## Records for processing

_ _ _ _ _ _ _

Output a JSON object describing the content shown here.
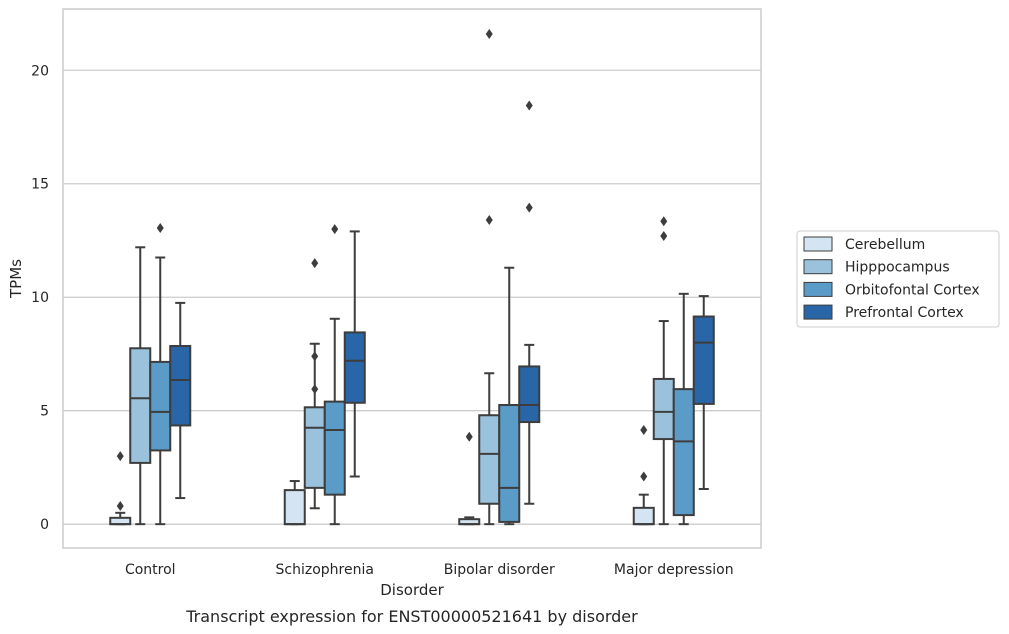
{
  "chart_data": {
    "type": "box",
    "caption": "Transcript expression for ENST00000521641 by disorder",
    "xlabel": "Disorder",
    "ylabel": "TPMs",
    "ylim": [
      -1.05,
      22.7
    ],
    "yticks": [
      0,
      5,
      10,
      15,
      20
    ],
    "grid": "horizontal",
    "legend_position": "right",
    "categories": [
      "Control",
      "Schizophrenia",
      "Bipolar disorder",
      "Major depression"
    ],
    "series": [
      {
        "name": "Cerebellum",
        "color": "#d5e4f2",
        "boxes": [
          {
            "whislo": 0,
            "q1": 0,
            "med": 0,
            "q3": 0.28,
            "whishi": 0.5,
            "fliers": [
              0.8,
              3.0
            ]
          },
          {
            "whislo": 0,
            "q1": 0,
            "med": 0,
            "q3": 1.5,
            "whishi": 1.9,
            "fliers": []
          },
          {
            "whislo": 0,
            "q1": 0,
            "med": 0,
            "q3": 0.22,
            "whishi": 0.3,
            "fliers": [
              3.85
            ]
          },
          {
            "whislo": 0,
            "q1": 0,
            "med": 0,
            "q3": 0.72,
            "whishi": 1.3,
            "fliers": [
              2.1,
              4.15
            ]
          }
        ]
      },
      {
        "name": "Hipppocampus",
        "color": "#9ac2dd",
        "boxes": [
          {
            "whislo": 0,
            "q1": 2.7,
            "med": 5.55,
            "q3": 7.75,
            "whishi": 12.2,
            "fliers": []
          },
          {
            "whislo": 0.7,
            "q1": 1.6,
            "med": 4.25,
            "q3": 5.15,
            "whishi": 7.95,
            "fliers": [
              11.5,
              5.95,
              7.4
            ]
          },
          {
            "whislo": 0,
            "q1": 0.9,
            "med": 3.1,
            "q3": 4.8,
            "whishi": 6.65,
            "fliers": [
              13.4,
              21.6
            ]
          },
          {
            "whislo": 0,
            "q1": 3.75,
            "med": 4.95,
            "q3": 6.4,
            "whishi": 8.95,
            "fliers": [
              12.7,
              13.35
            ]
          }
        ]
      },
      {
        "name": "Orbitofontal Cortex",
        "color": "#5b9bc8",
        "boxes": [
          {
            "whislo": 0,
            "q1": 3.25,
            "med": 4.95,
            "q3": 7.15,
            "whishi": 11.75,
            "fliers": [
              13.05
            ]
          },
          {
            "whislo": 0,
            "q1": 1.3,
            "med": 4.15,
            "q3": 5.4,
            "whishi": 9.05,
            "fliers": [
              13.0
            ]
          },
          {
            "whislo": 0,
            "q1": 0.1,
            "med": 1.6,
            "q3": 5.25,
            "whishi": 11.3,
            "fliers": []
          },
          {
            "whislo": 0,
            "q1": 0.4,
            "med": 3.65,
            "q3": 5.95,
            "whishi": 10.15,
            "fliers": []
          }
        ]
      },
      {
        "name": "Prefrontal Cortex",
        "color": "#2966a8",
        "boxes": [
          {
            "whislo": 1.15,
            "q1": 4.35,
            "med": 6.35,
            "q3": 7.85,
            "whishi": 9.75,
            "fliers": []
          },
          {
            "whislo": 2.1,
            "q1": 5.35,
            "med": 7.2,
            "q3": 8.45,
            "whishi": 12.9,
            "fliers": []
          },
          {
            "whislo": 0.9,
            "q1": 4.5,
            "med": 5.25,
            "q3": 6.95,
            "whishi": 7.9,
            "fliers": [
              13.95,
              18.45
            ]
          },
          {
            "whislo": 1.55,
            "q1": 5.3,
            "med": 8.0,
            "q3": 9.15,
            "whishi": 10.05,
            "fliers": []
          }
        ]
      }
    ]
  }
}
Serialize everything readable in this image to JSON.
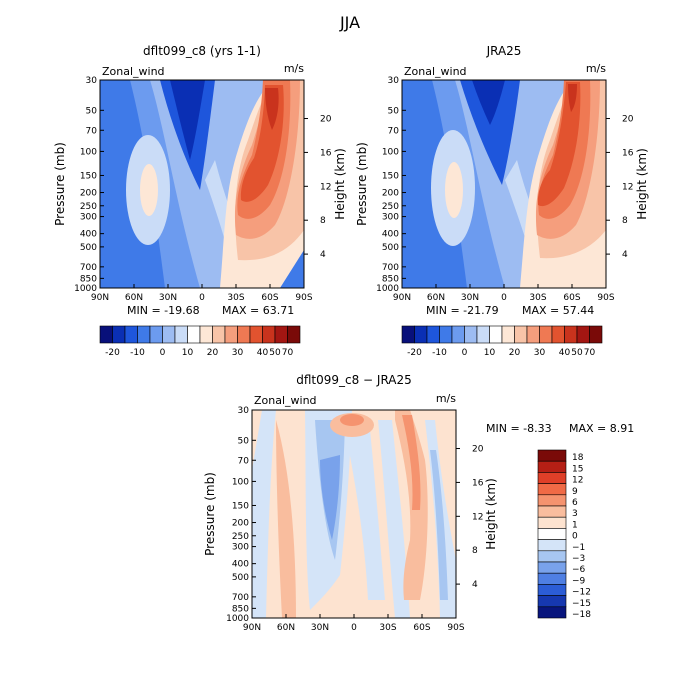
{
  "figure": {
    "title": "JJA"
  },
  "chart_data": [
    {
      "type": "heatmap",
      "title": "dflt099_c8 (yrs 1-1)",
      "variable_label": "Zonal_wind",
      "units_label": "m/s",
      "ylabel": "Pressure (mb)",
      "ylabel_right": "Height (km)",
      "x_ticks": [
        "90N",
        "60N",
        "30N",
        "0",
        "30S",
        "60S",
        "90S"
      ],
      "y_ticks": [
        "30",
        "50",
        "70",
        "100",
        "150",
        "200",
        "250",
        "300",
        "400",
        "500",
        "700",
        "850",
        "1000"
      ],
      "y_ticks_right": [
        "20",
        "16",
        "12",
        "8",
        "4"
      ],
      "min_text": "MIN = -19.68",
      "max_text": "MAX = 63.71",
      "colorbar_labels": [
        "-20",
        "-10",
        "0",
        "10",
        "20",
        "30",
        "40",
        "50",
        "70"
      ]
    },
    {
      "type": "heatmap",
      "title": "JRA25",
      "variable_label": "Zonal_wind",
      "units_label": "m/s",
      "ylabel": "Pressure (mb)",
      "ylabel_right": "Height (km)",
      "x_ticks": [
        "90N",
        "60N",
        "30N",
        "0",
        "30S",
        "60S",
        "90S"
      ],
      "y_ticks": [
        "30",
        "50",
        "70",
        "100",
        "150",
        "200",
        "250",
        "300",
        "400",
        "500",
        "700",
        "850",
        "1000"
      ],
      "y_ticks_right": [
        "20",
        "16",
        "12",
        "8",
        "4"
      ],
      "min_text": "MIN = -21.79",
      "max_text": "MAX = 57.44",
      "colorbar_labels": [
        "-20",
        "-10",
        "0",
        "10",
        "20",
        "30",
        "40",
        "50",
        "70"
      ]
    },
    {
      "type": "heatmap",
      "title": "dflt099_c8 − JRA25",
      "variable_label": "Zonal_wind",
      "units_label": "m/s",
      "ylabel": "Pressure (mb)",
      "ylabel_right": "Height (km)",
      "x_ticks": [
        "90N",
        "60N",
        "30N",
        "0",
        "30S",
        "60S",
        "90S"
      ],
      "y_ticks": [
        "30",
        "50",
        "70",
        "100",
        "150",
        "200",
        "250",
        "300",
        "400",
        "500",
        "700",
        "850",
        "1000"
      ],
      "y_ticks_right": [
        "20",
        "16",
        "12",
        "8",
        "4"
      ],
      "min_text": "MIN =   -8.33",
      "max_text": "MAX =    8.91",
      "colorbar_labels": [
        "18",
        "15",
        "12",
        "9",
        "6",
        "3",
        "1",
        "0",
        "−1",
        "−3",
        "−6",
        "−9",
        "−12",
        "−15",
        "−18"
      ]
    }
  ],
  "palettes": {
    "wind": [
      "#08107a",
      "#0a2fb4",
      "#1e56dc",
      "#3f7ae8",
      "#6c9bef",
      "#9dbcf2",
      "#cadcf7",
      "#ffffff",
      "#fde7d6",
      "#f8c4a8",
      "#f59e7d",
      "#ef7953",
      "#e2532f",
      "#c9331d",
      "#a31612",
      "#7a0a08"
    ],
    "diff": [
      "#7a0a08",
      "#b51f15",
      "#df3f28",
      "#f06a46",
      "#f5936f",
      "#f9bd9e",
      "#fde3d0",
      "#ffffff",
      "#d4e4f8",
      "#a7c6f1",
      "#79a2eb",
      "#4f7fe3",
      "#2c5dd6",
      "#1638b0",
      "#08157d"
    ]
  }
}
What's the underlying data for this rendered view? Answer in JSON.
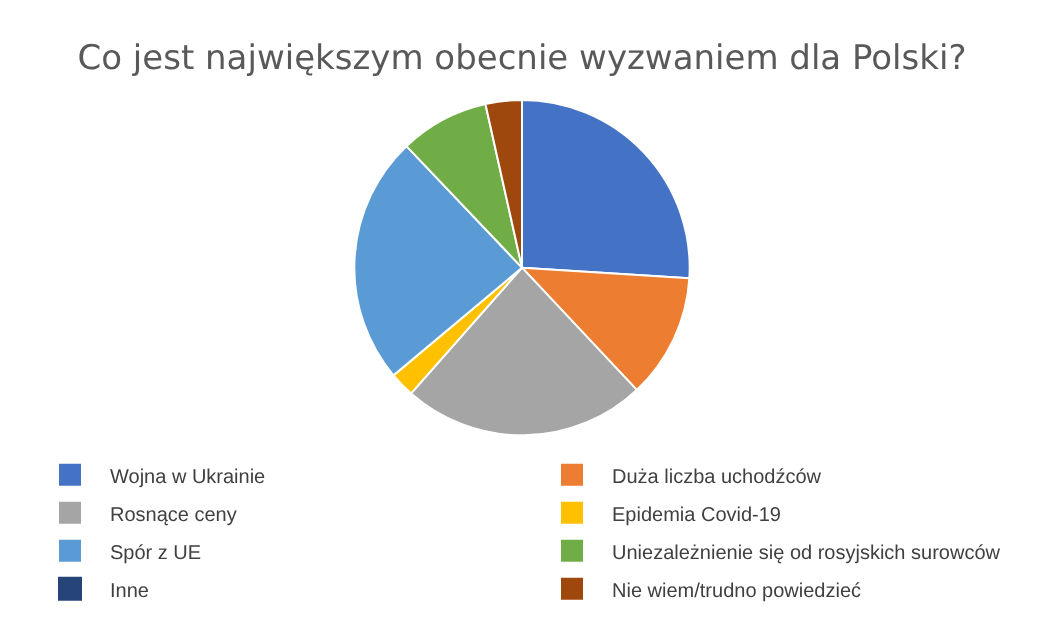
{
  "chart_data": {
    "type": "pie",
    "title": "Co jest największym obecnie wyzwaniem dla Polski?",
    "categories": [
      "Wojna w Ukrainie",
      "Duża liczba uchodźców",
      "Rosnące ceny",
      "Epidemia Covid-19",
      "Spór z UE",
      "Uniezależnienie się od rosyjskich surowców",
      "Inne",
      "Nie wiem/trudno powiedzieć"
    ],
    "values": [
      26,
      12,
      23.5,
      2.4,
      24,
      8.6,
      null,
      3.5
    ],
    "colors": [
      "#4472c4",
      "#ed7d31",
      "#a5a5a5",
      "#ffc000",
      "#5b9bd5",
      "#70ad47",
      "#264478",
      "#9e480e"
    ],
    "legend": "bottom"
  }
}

_ _ _ _ _ _ _

## Aim of the exercise
Repeat exactly the lines in the entries from the one containing "What's the underlying" to the final line, inclusive, and nothing beyond them; skip pictures.

## Solution to the problem
What's the underlying data for this rendered view? Answer in JSON.
{
  "chart_data": {
    "type": "pie",
    "title": "Co jest największym obecnie wyzwaniem dla Polski?",
    "categories": [
      "Wojna w Ukrainie",
      "Duża liczba uchodźców",
      "Rosnące ceny",
      "Epidemia Covid-19",
      "Spór z UE",
      "Uniezależnienie się od rosyjskich surowców",
      "Inne",
      "Nie wiem/trudno powiedzieć"
    ],
    "values": [
      26,
      12,
      23.5,
      2.4,
      24,
      8.6,
      null,
      3.5
    ],
    "colors": [
      "#4472c4",
      "#ed7d31",
      "#a5a5a5",
      "#ffc000",
      "#5b9bd5",
      "#70ad47",
      "#264478",
      "#9e480e"
    ],
    "legend": "bottom"
  }
}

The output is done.